* [Task objective] Give back the records below exactly, every one, with no pictures.

============

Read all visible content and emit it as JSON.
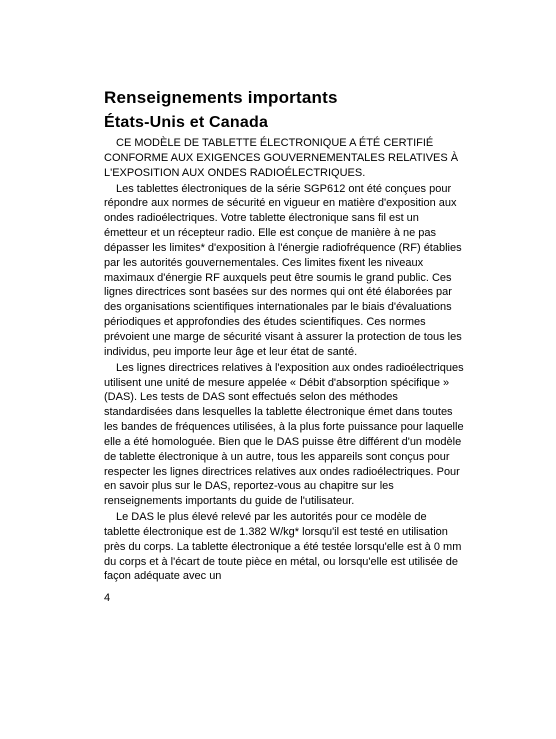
{
  "page": {
    "heading_main": "Renseignements importants",
    "heading_sub": "États-Unis et Canada",
    "p1": "CE MODÈLE DE TABLETTE ÉLECTRONIQUE A ÉTÉ CERTIFIÉ CONFORME AUX EXIGENCES GOUVERNEMENTALES RELATIVES À L'EXPOSITION AUX ONDES RADIOÉLECTRIQUES.",
    "p2": "Les tablettes électroniques de la série SGP612 ont été conçues pour répondre aux normes de sécurité en vigueur en matière d'exposition aux ondes radioélectriques. Votre tablette électronique sans fil est un émetteur et un récepteur radio. Elle est conçue de manière à ne pas dépasser les limites* d'exposition à l'énergie radiofréquence (RF) établies par les autorités gouvernementales. Ces limites fixent les niveaux maximaux d'énergie RF auxquels peut être soumis le grand public. Ces lignes directrices sont basées sur des normes qui ont été élaborées par des organisations scientifiques internationales par le biais d'évaluations périodiques et approfondies des études scientifiques. Ces normes prévoient une marge de sécurité visant à assurer la protection de tous les individus, peu importe leur âge et leur état de santé.",
    "p3": "Les lignes directrices relatives à l'exposition aux ondes radioélectriques utilisent une unité de mesure appelée « Débit d'absorption spécifique » (DAS). Les tests de DAS sont effectués selon des méthodes standardisées dans lesquelles la tablette électronique émet dans toutes les bandes de fréquences utilisées, à la plus forte puissance pour laquelle elle a été homologuée. Bien que le DAS puisse être différent d'un modèle de tablette électronique à un autre, tous les appareils sont conçus pour respecter les lignes directrices relatives aux ondes radioélectriques. Pour en savoir plus sur le DAS, reportez-vous au chapitre sur les renseignements importants du guide de l'utilisateur.",
    "p4": "Le DAS le plus élevé relevé par les autorités pour ce modèle de tablette électronique est de 1.382 W/kg* lorsqu'il est testé en utilisation près du corps. La tablette électronique a été testée lorsqu'elle est à 0 mm du corps et à l'écart de toute pièce en métal, ou lorsqu'elle est utilisée de façon adéquate avec un",
    "page_number": "4"
  }
}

============

* [Task response]
Read all visible content and emit it as JSON.
{
  "page": {
    "heading_main": "Renseignements importants",
    "heading_sub": "États-Unis et Canada",
    "p1": "CE MODÈLE DE TABLETTE ÉLECTRONIQUE A ÉTÉ CERTIFIÉ CONFORME AUX EXIGENCES GOUVERNEMENTALES RELATIVES À L'EXPOSITION AUX ONDES RADIOÉLECTRIQUES.",
    "p2": "Les tablettes électroniques de la série SGP612 ont été conçues pour répondre aux normes de sécurité en vigueur en matière d'exposition aux ondes radioélectriques. Votre tablette électronique sans fil est un émetteur et un récepteur radio. Elle est conçue de manière à ne pas dépasser les limites* d'exposition à l'énergie radiofréquence (RF) établies par les autorités gouvernementales. Ces limites fixent les niveaux maximaux d'énergie RF auxquels peut être soumis le grand public. Ces lignes directrices sont basées sur des normes qui ont été élaborées par des organisations scientifiques internationales par le biais d'évaluations périodiques et approfondies des études scientifiques. Ces normes prévoient une marge de sécurité visant à assurer la protection de tous les individus, peu importe leur âge et leur état de santé.",
    "p3": "Les lignes directrices relatives à l'exposition aux ondes radioélectriques utilisent une unité de mesure appelée « Débit d'absorption spécifique » (DAS). Les tests de DAS sont effectués selon des méthodes standardisées dans lesquelles la tablette électronique émet dans toutes les bandes de fréquences utilisées, à la plus forte puissance pour laquelle elle a été homologuée. Bien que le DAS puisse être différent d'un modèle de tablette électronique à un autre, tous les appareils sont conçus pour respecter les lignes directrices relatives aux ondes radioélectriques. Pour en savoir plus sur le DAS, reportez-vous au chapitre sur les renseignements importants du guide de l'utilisateur.",
    "p4": "Le DAS le plus élevé relevé par les autorités pour ce modèle de tablette électronique est de 1.382 W/kg* lorsqu'il est testé en utilisation près du corps. La tablette électronique a été testée lorsqu'elle est à 0 mm du corps et à l'écart de toute pièce en métal, ou lorsqu'elle est utilisée de façon adéquate avec un",
    "page_number": "4"
  }
}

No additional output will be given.